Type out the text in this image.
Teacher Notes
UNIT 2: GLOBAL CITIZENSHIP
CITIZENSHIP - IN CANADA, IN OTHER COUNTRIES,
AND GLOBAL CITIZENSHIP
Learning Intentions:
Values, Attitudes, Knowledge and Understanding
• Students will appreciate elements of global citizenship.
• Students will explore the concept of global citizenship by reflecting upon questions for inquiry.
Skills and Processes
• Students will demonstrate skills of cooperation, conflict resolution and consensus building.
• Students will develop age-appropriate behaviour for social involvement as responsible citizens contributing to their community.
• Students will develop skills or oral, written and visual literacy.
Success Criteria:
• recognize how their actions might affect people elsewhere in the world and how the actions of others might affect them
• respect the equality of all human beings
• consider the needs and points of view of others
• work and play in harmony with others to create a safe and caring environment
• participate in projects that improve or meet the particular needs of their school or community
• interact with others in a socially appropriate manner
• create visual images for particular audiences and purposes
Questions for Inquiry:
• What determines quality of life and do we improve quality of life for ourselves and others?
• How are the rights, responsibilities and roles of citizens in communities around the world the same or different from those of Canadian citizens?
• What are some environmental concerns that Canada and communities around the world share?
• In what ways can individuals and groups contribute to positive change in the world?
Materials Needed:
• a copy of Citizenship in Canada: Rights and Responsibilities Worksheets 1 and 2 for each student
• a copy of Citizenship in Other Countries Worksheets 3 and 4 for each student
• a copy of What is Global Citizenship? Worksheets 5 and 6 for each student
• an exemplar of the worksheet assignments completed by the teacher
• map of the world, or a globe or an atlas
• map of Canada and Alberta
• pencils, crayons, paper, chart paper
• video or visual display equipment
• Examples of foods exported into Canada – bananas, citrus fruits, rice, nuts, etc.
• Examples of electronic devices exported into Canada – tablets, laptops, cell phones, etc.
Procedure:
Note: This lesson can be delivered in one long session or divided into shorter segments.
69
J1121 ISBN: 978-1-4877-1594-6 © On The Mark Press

#### REQUIREMENTS
Reproduce the listing above verbatim, from first line to last.

#### REPLY
Type out the text in this image.
Teacher Notes
UNIT 2: GLOBAL CITIZENSHIP
CITIZENSHIP - IN CANADA, IN OTHER COUNTRIES,
AND GLOBAL CITIZENSHIP
Learning Intentions:
Values, Attitudes, Knowledge and Understanding
• Students will appreciate elements of global citizenship.
• Students will explore the concept of global citizenship by reflecting upon questions for inquiry.
Skills and Processes
• Students will demonstrate skills of cooperation, conflict resolution and consensus building.
• Students will develop age-appropriate behaviour for social involvement as responsible citizens contributing to their community.
• Students will develop skills or oral, written and visual literacy.
Success Criteria:
• recognize how their actions might affect people elsewhere in the world and how the actions of others might affect them
• respect the equality of all human beings
• consider the needs and points of view of others
• work and play in harmony with others to create a safe and caring environment
• participate in projects that improve or meet the particular needs of their school or community
• interact with others in a socially appropriate manner
• create visual images for particular audiences and purposes
Questions for Inquiry:
• What determines quality of life and do we improve quality of life for ourselves and others?
• How are the rights, responsibilities and roles of citizens in communities around the world the same or different from those of Canadian citizens?
• What are some environmental concerns that Canada and communities around the world share?
• In what ways can individuals and groups contribute to positive change in the world?
Materials Needed:
• a copy of Citizenship in Canada: Rights and Responsibilities Worksheets 1 and 2 for each student
• a copy of Citizenship in Other Countries Worksheets 3 and 4 for each student
• a copy of What is Global Citizenship? Worksheets 5 and 6 for each student
• an exemplar of the worksheet assignments completed by the teacher
• map of the world, or a globe or an atlas
• map of Canada and Alberta
• pencils, crayons, paper, chart paper
• video or visual display equipment
• Examples of foods exported into Canada – bananas, citrus fruits, rice, nuts, etc.
• Examples of electronic devices exported into Canada – tablets, laptops, cell phones, etc.
Procedure:
Note: This lesson can be delivered in one long session or divided into shorter segments.
69
J1121 ISBN: 978-1-4877-1594-6 © On The Mark Press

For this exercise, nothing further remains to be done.